## WHAT YOU NEED TO DO
Pull out every line below that contains the word "agua".
* BEGIN RECORD EXTRACTS *
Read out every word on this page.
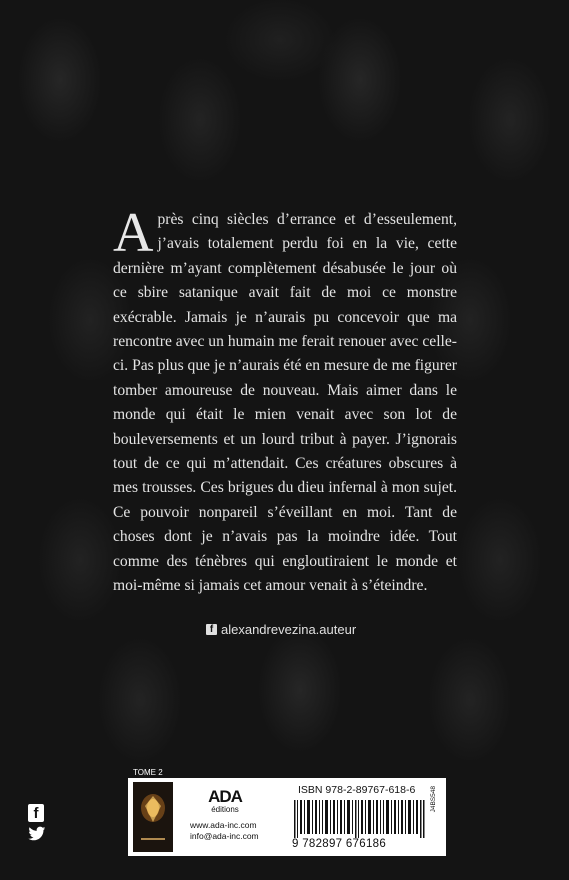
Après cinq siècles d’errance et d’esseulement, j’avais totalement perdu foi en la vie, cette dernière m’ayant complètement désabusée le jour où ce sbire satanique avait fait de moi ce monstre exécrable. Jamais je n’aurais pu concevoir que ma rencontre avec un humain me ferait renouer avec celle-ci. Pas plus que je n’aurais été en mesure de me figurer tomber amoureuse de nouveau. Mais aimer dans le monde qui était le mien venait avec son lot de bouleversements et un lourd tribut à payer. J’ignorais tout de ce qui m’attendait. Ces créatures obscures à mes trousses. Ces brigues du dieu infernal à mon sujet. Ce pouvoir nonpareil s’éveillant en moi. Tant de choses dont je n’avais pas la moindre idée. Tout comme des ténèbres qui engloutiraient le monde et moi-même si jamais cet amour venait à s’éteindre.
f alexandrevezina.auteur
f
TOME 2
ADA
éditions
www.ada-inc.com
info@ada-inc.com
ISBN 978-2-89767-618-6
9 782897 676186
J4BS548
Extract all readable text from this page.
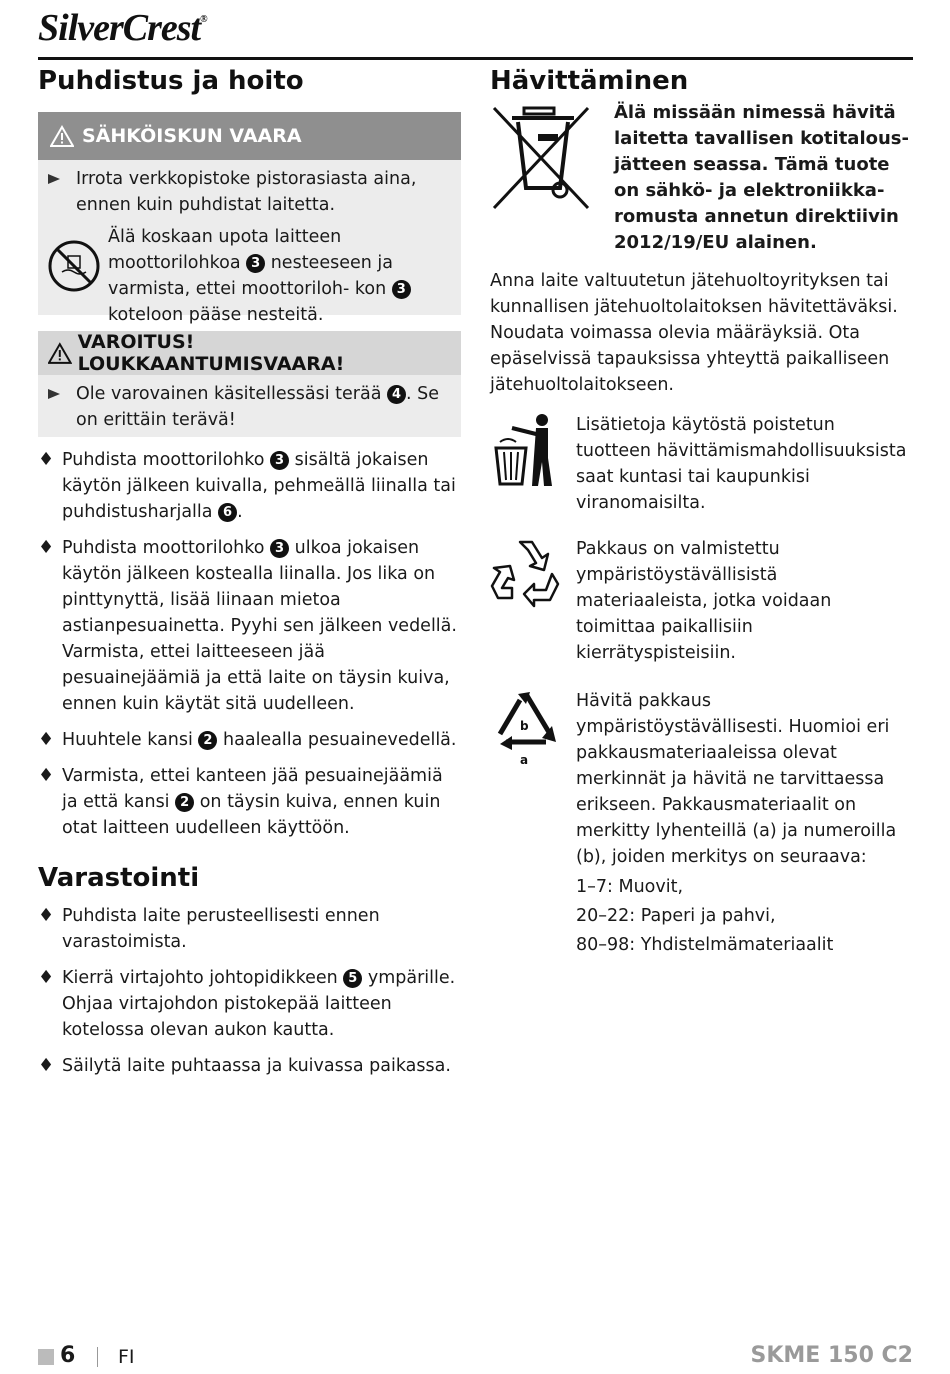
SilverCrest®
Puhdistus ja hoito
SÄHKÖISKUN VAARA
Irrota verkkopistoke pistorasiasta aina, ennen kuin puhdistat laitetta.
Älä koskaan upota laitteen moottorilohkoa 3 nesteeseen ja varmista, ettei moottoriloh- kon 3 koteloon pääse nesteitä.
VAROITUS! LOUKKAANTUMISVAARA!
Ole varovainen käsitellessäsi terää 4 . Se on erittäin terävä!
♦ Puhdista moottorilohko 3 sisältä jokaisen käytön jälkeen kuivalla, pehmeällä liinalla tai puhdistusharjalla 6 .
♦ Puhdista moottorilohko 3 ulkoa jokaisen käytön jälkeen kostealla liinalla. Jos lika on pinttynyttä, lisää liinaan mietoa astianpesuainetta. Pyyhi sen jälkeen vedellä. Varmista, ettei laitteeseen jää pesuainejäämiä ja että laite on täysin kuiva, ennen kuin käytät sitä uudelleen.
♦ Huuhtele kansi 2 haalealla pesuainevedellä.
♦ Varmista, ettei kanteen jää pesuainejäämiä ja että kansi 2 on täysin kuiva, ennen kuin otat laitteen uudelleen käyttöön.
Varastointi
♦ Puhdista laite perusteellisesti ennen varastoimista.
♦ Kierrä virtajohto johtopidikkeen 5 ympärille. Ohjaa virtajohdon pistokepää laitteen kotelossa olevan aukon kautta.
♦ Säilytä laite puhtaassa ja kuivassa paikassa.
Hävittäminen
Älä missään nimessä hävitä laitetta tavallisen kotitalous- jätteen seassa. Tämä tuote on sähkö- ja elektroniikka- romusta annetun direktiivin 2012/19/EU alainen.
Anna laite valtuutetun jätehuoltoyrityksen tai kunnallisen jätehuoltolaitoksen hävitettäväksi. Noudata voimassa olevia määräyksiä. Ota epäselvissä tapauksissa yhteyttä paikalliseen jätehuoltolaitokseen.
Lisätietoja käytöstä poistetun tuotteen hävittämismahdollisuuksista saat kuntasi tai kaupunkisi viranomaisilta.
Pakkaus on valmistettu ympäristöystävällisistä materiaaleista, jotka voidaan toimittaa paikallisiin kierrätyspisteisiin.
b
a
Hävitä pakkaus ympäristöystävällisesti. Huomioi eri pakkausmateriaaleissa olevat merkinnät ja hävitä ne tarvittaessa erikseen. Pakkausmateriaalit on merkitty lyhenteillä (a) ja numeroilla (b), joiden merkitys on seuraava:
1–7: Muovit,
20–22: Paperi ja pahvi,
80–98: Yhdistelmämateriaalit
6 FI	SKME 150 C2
* END RECORD EXTRACTS *
* BEGIN RECORD EXTRACTS *
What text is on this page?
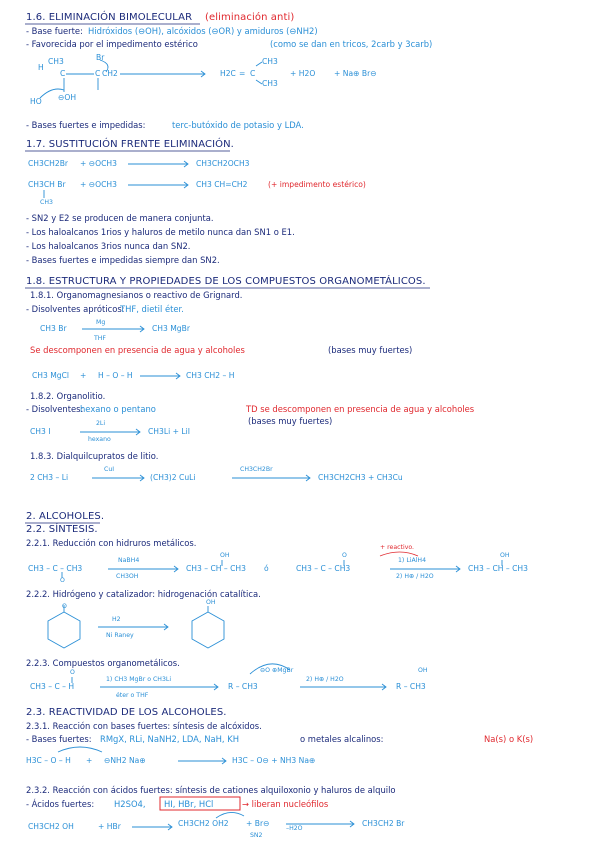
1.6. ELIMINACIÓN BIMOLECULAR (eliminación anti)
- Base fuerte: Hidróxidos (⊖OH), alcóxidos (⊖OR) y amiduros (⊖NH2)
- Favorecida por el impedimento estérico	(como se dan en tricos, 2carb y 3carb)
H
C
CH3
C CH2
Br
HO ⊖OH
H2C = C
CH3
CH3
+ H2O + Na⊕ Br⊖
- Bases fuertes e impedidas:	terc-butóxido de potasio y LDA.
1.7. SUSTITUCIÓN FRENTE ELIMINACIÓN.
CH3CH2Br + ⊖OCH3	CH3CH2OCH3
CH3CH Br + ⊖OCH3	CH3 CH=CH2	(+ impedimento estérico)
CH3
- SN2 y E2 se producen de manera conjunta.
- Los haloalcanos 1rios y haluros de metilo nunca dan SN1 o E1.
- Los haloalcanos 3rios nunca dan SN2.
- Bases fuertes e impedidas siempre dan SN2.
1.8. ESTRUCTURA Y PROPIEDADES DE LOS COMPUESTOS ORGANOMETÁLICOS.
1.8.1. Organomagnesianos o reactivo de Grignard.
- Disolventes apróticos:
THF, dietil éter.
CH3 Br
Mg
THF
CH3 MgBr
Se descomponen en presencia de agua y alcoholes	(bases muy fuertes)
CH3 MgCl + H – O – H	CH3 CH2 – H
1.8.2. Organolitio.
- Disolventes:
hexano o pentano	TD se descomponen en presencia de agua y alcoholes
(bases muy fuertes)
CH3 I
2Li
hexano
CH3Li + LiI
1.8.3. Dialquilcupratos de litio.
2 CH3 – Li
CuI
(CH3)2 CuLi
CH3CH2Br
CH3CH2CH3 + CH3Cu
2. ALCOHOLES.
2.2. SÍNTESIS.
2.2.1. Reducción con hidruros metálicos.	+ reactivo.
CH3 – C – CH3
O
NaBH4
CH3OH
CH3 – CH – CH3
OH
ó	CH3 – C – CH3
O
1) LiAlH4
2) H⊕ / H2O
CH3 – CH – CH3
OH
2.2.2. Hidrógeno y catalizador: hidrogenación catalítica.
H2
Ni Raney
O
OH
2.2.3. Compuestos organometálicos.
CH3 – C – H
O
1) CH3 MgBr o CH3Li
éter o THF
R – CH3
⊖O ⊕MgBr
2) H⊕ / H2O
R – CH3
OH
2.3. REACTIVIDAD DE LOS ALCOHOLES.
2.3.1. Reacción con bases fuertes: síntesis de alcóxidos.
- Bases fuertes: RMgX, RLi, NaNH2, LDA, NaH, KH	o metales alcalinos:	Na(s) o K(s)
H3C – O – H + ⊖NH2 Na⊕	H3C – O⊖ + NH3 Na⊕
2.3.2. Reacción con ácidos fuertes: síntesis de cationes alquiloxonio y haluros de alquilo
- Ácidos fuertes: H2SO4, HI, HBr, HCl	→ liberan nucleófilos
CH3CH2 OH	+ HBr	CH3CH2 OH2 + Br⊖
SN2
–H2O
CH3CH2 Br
* END RECORD EXTRACTS *
## THE OUTPUT
Se descomponen en presencia de agua y alcoholes	(bases muy fuertes)
hexano o pentano	TD se descomponen en presencia de agua y alcoholes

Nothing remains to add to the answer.